Pull out every line with the word "THICK".

______

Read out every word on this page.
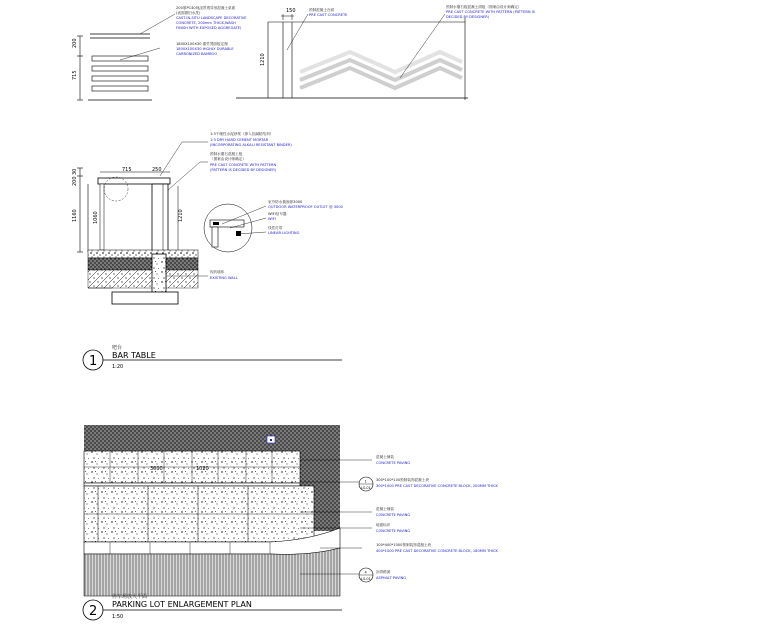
200
715
200厚PC40现浇景观异形混凝土桌面
(表面做旧水洗)
CAST-IN-SITU LANDSCAPE DECORATIVE
CONCRETE, 200mm THICK,WASH
FINISH WITH EXPOSED AGGREGATE)
1800X100X30 重竹凳面板定制
1800X100X30 HIGHLY DURABLE
CARBONIZED BAMBOO
150
1210
预制混凝土台面
PRE CAST CONCRETE
预制水磨石板混凝土面板（图案由设计师确定）
PRE CAST CONCRETE WITH PATTERN (PATTERN IS
DECIDED BY DESIGNER)
30
200
1160	1060
715	250
1210
1:3干硬性水泥砂浆（掺入抗碱粘结剂）
1:3 DRY HARD CEMENT MORTAR
(INCORPORATING ALKALI RESISTANT BINDER)
预制水磨石混凝土板
（图案由设计师确定）
PRE CAST CONCRETE WITH PATTERN
(PATTERN IS DECIDED BY DESIGNER)
现状墙体
EXISTING WALL
室外防水插座@3000
OUTDOOR WATERPROOF OUTLET @ 3000
WIFI信号器
WIFI
线性灯带
LINEAR LIGHTING
1
吧台
BAR TABLE
1:20
3000	1020
1
LS-01
4
LS-01
混凝土铺装
CONCRETE PAVING
300*100*100预制装饰混凝土块
300*1000 PRE CAST DECORATIVE CONCRETE BLOCK, 200MM THICK
混凝土铺装
CONCRETE PAVING
地面标识
CONCRETE PAVING
100*400*1000预制装饰混凝土块
400*1000 PRE CAST DECORATIVE CONCRETE BLOCK, 180MM THICK
沥青路面
ASPHALT PAVING
2
停车场放大平面
PARKING LOT ENLARGEMENT PLAN
1:50
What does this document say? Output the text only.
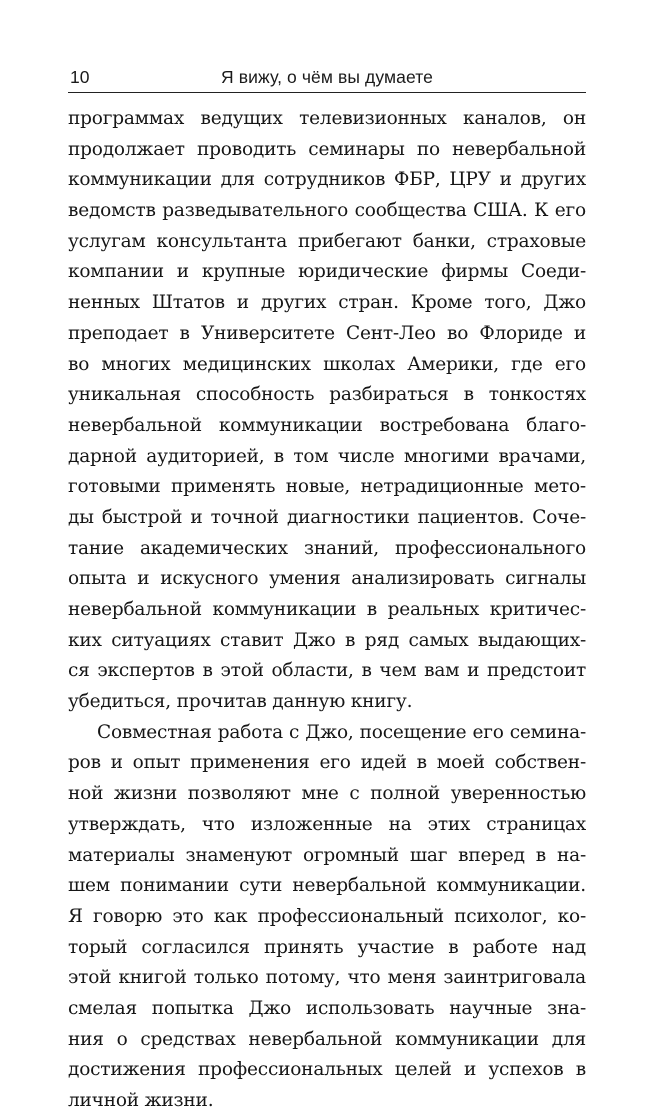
10	Я вижу, о чём вы думаете
программах ведущих телевизионных каналов, он
продолжает проводить семинары по невербальной
коммуникации для сотрудников ФБР, ЦРУ и других
ведомств разведывательного сообщества США. К его
услугам консультанта прибегают банки, страховые
компании и крупные юридические фирмы Соеди-
ненных Штатов и других стран. Кроме того, Джо
преподает в Университете Сент-Лео во Флориде и
во многих медицинских школах Америки, где его
уникальная способность разбираться в тонкостях
невербальной коммуникации востребована благо-
дарной аудиторией, в том числе многими врачами,
готовыми применять новые, нетрадиционные мето-
ды быстрой и точной диагностики пациентов. Соче-
тание академических знаний, профессионального
опыта и искусного умения анализировать сигналы
невербальной коммуникации в реальных критичес-
ких ситуациях ставит Джо в ряд самых выдающих-
ся экспертов в этой области, в чем вам и предстоит
убедиться, прочитав данную книгу.
Совместная работа с Джо, посещение его семина-
ров и опыт применения его идей в моей собствен-
ной жизни позволяют мне с полной уверенностью
утверждать, что изложенные на этих страницах
материалы знаменуют огромный шаг вперед в на-
шем понимании сути невербальной коммуникации.
Я говорю это как профессиональный психолог, ко-
торый согласился принять участие в работе над
этой книгой только потому, что меня заинтриговала
смелая попытка Джо использовать научные зна-
ния о средствах невербальной коммуникации для
достижения профессиональных целей и успехов в
личной жизни.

______

- _RESULT BELOW_
CONCRETE, 200mm THICK,WASH
300*1000 PRE CAST DECORATIVE CONCRETE BLOCK, 200MM THICK
400*1000 PRE CAST DECORATIVE CONCRETE BLOCK, 180MM THICK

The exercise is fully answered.